[Work to complete]:
Report the number of lines where the string "state" occurs, and write nothing else.

[Stored data entries]:

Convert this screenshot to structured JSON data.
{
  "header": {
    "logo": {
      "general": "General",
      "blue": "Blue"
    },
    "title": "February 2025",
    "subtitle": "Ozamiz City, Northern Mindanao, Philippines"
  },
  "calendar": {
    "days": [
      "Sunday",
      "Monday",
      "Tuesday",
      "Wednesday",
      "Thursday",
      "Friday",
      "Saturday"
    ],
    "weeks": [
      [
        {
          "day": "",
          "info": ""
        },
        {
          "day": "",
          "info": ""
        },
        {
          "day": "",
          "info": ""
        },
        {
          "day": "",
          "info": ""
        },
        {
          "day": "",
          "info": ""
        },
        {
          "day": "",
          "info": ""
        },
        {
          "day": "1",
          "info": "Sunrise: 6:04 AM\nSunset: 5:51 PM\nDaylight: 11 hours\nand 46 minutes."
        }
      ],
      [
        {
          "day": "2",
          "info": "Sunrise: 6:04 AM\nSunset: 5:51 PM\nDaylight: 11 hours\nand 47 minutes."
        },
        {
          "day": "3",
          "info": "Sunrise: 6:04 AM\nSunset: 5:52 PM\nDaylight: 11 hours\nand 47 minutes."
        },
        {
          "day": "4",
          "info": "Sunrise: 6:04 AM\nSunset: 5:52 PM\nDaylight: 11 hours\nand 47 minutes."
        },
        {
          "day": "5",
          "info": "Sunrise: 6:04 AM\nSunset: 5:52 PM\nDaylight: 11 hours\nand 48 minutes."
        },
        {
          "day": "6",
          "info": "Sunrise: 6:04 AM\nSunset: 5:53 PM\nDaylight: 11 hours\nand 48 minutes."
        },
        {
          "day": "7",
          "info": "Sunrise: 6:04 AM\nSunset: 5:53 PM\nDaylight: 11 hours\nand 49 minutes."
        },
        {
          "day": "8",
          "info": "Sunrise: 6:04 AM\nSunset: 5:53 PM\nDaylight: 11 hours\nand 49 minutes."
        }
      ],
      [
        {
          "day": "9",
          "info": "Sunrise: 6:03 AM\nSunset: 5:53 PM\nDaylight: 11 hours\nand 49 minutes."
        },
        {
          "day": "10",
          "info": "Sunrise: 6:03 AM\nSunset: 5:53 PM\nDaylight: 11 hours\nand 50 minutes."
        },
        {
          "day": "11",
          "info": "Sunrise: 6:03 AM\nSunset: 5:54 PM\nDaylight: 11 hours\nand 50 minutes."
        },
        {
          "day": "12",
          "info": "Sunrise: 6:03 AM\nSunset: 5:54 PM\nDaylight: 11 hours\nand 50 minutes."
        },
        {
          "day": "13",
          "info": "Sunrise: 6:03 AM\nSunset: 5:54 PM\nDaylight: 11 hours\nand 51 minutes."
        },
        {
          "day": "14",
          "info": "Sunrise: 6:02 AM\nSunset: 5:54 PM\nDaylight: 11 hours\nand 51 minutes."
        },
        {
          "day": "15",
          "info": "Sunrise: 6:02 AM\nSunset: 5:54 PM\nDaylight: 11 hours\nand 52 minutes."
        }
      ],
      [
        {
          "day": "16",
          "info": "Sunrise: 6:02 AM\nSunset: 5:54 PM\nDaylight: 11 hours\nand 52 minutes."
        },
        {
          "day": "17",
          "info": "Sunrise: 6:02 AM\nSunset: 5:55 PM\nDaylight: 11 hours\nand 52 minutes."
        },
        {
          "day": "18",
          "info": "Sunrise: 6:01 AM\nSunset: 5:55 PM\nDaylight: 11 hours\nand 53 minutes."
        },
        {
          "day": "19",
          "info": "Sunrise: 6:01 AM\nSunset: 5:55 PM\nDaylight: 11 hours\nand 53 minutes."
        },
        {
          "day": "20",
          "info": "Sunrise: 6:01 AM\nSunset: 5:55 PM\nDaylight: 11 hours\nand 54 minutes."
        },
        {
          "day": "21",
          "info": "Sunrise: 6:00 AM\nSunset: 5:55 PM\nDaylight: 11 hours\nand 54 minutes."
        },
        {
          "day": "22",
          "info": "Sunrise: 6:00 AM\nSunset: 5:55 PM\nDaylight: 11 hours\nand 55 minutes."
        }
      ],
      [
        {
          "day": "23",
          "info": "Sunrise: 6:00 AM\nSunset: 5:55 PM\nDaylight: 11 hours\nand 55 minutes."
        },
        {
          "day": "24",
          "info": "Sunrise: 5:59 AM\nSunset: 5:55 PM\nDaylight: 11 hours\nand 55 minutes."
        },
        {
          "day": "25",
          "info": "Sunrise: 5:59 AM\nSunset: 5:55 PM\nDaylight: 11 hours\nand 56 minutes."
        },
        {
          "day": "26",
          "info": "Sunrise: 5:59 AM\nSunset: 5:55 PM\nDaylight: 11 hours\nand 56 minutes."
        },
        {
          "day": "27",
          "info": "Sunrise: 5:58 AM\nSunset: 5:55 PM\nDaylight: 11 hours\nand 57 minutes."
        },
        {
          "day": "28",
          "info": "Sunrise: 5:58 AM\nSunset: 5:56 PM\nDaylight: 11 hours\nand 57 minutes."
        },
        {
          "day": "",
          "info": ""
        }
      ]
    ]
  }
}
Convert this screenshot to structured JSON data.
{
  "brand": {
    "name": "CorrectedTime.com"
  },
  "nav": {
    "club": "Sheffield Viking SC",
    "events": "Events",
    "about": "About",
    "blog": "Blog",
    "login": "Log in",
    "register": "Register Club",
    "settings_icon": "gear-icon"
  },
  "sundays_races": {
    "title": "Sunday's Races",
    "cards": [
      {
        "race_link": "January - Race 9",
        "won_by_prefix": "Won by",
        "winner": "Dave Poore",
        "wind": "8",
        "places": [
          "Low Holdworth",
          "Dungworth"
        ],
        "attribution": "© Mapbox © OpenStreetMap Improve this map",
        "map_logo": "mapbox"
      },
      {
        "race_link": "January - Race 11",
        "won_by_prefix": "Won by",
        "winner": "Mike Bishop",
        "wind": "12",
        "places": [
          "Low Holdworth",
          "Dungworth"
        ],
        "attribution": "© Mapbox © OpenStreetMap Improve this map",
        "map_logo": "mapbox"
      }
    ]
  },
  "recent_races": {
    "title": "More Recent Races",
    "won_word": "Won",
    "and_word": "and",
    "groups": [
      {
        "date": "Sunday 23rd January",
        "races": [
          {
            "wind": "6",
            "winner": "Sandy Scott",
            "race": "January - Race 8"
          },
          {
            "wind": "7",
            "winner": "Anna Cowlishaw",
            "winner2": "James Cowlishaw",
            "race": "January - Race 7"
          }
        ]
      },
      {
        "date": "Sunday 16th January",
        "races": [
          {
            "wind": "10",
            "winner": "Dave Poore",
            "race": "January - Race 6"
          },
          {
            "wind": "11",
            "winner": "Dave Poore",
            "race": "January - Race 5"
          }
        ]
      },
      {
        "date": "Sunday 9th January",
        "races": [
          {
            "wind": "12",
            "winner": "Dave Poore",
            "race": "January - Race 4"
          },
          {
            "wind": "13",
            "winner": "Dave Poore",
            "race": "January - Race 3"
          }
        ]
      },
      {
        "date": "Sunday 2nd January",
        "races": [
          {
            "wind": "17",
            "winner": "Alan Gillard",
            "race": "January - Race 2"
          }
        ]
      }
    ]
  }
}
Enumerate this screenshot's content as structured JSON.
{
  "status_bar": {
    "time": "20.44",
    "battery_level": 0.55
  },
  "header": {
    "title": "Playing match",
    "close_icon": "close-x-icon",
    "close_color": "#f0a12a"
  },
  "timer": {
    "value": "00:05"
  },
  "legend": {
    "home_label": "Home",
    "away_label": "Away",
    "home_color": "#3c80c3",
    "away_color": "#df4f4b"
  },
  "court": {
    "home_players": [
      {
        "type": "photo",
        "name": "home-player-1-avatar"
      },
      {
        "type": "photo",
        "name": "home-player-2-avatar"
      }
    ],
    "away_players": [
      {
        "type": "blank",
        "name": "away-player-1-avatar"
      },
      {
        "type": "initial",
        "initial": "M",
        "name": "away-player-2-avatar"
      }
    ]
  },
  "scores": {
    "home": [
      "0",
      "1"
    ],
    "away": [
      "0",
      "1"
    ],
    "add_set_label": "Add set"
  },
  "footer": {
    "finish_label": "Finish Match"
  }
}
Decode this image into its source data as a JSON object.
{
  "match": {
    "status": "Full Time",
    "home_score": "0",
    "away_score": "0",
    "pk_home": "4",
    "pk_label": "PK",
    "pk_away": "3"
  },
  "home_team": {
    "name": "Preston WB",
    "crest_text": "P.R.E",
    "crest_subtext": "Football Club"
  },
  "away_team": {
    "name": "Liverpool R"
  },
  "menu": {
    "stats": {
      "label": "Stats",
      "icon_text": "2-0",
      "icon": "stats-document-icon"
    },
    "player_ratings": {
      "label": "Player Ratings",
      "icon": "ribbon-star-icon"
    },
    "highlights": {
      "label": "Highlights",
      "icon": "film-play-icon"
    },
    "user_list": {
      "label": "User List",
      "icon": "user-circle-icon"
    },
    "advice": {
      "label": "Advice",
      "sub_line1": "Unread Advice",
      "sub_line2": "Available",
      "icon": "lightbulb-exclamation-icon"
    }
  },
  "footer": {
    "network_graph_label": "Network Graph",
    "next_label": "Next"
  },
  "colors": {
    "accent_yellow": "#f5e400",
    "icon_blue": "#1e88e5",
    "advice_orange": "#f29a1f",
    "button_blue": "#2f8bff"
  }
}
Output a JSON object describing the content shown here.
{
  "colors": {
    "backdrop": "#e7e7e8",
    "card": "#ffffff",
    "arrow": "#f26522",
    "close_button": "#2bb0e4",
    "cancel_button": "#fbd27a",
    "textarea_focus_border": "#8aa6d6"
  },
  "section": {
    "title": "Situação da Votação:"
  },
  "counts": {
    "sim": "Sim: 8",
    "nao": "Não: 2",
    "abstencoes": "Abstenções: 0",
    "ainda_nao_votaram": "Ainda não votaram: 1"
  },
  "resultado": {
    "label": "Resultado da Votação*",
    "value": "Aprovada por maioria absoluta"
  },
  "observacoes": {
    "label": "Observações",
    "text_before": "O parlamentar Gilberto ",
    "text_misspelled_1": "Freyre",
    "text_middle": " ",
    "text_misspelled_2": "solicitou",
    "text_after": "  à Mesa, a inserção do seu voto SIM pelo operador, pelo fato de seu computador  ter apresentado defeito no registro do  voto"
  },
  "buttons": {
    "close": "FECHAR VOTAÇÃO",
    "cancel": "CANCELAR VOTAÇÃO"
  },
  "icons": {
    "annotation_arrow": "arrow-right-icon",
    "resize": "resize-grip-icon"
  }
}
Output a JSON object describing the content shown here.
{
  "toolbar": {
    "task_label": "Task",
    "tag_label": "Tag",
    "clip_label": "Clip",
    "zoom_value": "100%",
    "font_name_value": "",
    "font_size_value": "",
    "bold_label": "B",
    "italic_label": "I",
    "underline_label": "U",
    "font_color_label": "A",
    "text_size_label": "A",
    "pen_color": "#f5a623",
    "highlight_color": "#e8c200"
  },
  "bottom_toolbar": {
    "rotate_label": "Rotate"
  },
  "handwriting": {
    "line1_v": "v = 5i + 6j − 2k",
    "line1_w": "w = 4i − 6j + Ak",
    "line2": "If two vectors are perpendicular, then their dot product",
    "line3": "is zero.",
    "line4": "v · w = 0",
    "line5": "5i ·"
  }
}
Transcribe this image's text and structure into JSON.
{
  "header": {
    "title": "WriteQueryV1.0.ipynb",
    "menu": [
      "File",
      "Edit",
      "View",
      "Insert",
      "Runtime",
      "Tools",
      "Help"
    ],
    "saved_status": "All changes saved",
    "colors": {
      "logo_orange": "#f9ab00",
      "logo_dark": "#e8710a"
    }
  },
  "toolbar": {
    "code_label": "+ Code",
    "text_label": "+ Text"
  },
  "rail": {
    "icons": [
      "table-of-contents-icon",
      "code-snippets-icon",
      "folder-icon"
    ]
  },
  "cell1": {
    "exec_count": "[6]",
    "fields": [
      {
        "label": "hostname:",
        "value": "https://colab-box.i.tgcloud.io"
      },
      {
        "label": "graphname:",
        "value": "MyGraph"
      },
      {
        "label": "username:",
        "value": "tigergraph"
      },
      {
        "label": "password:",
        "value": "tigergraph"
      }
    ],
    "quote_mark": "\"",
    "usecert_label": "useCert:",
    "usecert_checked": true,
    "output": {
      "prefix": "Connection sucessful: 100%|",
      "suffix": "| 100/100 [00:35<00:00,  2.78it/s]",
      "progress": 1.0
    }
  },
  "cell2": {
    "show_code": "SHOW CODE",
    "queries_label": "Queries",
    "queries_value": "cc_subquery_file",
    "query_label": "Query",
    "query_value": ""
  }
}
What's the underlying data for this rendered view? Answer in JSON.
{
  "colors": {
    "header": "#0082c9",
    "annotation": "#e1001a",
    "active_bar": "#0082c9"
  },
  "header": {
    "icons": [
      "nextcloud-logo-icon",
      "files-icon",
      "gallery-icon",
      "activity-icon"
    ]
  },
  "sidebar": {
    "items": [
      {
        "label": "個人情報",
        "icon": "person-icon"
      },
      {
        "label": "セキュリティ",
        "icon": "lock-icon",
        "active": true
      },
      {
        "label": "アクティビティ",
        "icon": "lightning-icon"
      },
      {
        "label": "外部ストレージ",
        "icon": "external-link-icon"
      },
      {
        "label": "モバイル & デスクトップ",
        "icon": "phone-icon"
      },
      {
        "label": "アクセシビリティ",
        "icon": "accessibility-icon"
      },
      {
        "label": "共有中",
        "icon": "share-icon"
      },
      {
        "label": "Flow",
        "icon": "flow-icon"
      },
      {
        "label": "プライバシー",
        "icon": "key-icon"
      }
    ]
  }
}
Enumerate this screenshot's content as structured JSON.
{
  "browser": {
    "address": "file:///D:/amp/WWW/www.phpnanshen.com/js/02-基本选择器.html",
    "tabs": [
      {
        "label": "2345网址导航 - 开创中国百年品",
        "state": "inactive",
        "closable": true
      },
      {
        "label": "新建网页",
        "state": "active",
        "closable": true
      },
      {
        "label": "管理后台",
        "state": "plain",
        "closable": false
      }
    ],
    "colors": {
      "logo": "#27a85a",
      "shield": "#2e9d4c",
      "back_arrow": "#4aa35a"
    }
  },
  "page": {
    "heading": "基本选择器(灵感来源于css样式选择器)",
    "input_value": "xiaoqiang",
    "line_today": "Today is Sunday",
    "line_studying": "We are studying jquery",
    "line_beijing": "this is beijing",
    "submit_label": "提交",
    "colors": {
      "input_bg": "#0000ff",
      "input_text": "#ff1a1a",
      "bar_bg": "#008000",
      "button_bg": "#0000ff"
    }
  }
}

[Task response]:
3